▸ What you have to do: Leave every picture out and write out the records below exactly.

▸ Supplied material:
<<<<

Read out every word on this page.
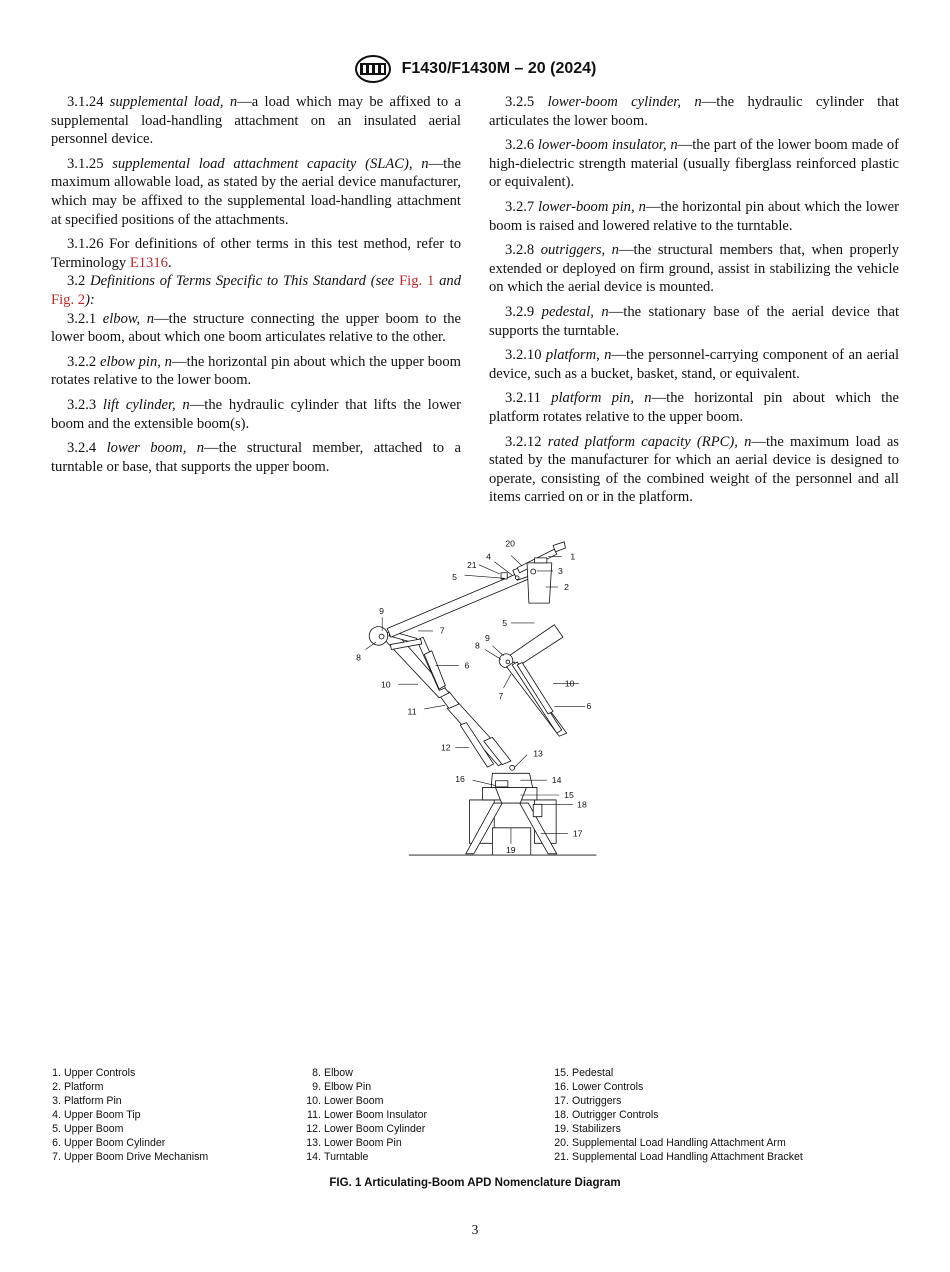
F1430/F1430M – 20 (2024)

3.1.24 supplemental load, n—a load which may be affixed to a supplemental load-handling attachment on an insulated aerial personnel device.

3.1.25 supplemental load attachment capacity (SLAC), n—the maximum allowable load, as stated by the aerial device manufacturer, which may be affixed to the supplemental load-handling attachment at specified positions of the attachments.

3.1.26 For definitions of other terms in this test method, refer to Terminology E1316.

3.2 Definitions of Terms Specific to This Standard (see Fig. 1 and Fig. 2):

3.2.1 elbow, n—the structure connecting the upper boom to the lower boom, about which one boom articulates relative to the other.

3.2.2 elbow pin, n—the horizontal pin about which the upper boom rotates relative to the lower boom.

3.2.3 lift cylinder, n—the hydraulic cylinder that lifts the lower boom and the extensible boom(s).

3.2.4 lower boom, n—the structural member, attached to a turntable or base, that supports the upper boom.

3.2.5 lower-boom cylinder, n—the hydraulic cylinder that articulates the lower boom.

3.2.6 lower-boom insulator, n—the part of the lower boom made of high-dielectric strength material (usually fiberglass reinforced plastic or equivalent).

3.2.7 lower-boom pin, n—the horizontal pin about which the lower boom is raised and lowered relative to the turntable.

3.2.8 outriggers, n—the structural members that, when properly extended or deployed on firm ground, assist in stabilizing the vehicle on which the aerial device is mounted.

3.2.9 pedestal, n—the stationary base of the aerial device that supports the turntable.

3.2.10 platform, n—the personnel-carrying component of an aerial device, such as a bucket, basket, stand, or equivalent.

3.2.11 platform pin, n—the horizontal pin about which the platform rotates relative to the upper boom.

3.2.12 rated platform capacity (RPC), n—the maximum load as stated by the manufacturer for which an aerial device is designed to operate, consisting of the combined weight of the personnel and all items carried on or in the platform.

1
2
3
4
5
6
7
8
9
10
11
12
13
14
15
16
17
18
19
20
21
5
9
8
7
10
6
1. Upper Controls
2. Platform
3. Platform Pin
4. Upper Boom Tip
5. Upper Boom
6. Upper Boom Cylinder
7. Upper Boom Drive Mechanism
8. Elbow
9. Elbow Pin
10. Lower Boom
11. Lower Boom Insulator
12. Lower Boom Cylinder
13. Lower Boom Pin
14. Turntable
15. Pedestal
16. Lower Controls
17. Outriggers
18. Outrigger Controls
19. Stabilizers
20. Supplemental Load Handling Attachment Arm
21. Supplemental Load Handling Attachment Bracket
FIG. 1 Articulating-Boom APD Nomenclature Diagram
3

>>>>

▸ Solution for this problem:
Read out every word on this page.
F1430/F1430M – 20 (2024)

3.1.24 supplemental load, n—a load which may be affixed to a supplemental load-handling attachment on an insulated aerial personnel device.

3.1.25 supplemental load attachment capacity (SLAC), n—the maximum allowable load, as stated by the aerial device manufacturer, which may be affixed to the supplemental load-handling attachment at specified positions of the attachments.

3.1.26 For definitions of other terms in this test method, refer to Terminology E1316.

3.2 Definitions of Terms Specific to This Standard (see Fig. 1 and Fig. 2):

3.2.1 elbow, n—the structure connecting the upper boom to the lower boom, about which one boom articulates relative to the other.

3.2.2 elbow pin, n—the horizontal pin about which the upper boom rotates relative to the lower boom.

3.2.3 lift cylinder, n—the hydraulic cylinder that lifts the lower boom and the extensible boom(s).

3.2.4 lower boom, n—the structural member, attached to a turntable or base, that supports the upper boom.

3.2.5 lower-boom cylinder, n—the hydraulic cylinder that articulates the lower boom.

3.2.6 lower-boom insulator, n—the part of the lower boom made of high-dielectric strength material (usually fiberglass reinforced plastic or equivalent).

3.2.7 lower-boom pin, n—the horizontal pin about which the lower boom is raised and lowered relative to the turntable.

3.2.8 outriggers, n—the structural members that, when properly extended or deployed on firm ground, assist in stabilizing the vehicle on which the aerial device is mounted.

3.2.9 pedestal, n—the stationary base of the aerial device that supports the turntable.

3.2.10 platform, n—the personnel-carrying component of an aerial device, such as a bucket, basket, stand, or equivalent.

3.2.11 platform pin, n—the horizontal pin about which the platform rotates relative to the upper boom.

3.2.12 rated platform capacity (RPC), n—the maximum load as stated by the manufacturer for which an aerial device is designed to operate, consisting of the combined weight of the personnel and all items carried on or in the platform.

1
2
3
4
5
6
7
8
9
10
11
12
13
14
15
16
17
18
19
20
21
5
9
8
7
10
6
1. Upper Controls
2. Platform
3. Platform Pin
4. Upper Boom Tip
5. Upper Boom
6. Upper Boom Cylinder
7. Upper Boom Drive Mechanism
8. Elbow
9. Elbow Pin
10. Lower Boom
11. Lower Boom Insulator
12. Lower Boom Cylinder
13. Lower Boom Pin
14. Turntable
15. Pedestal
16. Lower Controls
17. Outriggers
18. Outrigger Controls
19. Stabilizers
20. Supplemental Load Handling Attachment Arm
21. Supplemental Load Handling Attachment Bracket
FIG. 1 Articulating-Boom APD Nomenclature Diagram
3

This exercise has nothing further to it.